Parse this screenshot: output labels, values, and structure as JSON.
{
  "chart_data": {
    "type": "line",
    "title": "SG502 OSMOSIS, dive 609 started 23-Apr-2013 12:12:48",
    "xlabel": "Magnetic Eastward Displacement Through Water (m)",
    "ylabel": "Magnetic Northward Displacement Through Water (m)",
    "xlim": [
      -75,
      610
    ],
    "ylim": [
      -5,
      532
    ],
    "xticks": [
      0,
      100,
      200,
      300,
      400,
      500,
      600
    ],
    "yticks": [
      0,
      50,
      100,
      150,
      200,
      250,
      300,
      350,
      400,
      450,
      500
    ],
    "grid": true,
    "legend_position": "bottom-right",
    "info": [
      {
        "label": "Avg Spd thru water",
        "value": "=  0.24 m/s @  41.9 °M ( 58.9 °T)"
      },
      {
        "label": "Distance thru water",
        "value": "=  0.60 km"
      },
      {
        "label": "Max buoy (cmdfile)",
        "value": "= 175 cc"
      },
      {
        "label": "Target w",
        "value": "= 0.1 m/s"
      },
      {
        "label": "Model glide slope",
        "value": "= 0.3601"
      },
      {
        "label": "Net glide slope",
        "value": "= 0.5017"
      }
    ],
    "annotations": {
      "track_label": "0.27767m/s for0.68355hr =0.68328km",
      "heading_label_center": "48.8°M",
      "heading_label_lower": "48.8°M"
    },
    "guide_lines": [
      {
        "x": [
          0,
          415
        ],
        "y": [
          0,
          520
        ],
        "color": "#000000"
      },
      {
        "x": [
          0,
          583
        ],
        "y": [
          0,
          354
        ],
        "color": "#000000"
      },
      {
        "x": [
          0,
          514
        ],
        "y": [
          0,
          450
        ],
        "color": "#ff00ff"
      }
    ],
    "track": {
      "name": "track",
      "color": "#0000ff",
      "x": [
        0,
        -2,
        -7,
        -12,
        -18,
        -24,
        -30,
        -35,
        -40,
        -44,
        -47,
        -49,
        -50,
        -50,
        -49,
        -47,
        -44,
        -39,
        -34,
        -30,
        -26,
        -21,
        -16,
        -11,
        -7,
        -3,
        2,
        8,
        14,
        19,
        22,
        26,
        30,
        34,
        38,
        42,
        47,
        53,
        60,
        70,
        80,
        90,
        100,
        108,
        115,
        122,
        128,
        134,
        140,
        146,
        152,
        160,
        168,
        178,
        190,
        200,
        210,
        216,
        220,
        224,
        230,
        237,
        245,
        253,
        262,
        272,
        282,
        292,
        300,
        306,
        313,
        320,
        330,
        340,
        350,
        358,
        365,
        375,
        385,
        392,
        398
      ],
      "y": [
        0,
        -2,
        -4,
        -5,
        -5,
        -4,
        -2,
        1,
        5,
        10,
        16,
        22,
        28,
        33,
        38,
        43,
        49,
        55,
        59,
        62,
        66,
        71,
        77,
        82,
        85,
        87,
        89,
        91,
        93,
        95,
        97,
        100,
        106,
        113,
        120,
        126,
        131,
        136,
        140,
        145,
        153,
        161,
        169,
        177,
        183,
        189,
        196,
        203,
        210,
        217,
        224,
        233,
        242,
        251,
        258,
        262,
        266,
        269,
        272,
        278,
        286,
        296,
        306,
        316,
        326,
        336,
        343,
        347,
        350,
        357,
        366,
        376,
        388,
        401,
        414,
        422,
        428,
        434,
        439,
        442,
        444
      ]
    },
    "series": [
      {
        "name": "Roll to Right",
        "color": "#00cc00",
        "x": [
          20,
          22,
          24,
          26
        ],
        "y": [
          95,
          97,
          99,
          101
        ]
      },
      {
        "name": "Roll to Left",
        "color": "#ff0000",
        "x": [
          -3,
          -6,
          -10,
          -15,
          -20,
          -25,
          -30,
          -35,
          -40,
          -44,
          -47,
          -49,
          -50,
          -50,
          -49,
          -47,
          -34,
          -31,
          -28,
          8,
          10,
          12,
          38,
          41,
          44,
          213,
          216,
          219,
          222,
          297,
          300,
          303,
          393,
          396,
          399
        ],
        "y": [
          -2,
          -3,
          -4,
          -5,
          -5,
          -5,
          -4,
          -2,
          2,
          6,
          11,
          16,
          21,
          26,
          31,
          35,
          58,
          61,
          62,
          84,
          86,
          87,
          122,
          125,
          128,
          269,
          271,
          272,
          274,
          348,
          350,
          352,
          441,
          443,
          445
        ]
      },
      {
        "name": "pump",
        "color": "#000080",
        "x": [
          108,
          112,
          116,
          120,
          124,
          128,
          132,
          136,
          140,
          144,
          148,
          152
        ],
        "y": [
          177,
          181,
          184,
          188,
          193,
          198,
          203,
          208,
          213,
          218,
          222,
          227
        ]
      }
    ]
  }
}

Task statement: Lines from the records above that hold "Magnetic" are the ones to list.

Solution to this exercise:
    "xlabel": "Magnetic Eastward Displacement Through Water (m)",
    "ylabel": "Magnetic Northward Displacement Through Water (m)",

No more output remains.